## BEGIN GIVEN INFORMATION
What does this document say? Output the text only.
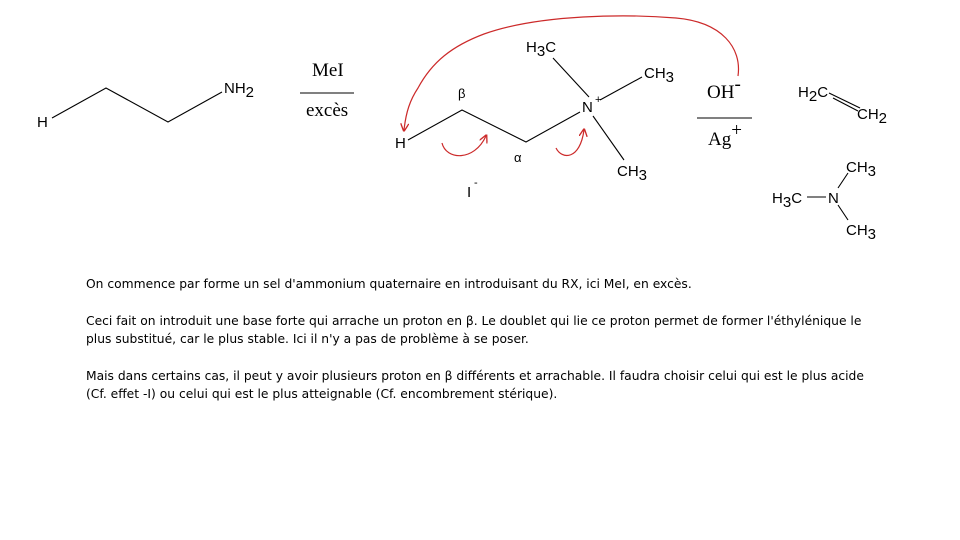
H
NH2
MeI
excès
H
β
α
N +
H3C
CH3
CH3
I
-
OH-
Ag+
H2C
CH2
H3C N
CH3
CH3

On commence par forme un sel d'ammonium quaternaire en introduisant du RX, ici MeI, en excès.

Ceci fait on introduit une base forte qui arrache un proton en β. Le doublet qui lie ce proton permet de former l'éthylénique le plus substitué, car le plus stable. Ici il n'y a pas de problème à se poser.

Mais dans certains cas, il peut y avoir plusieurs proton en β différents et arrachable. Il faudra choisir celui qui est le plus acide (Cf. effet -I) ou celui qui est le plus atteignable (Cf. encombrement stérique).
## END GIVEN INFORMATION
### TO BE DONE
Pick out the lines that contain "excès" and copy them.

### ANSWER BELOW
excès
On commence par forme un sel d'ammonium quaternaire en introduisant du RX, ici MeI, en excès.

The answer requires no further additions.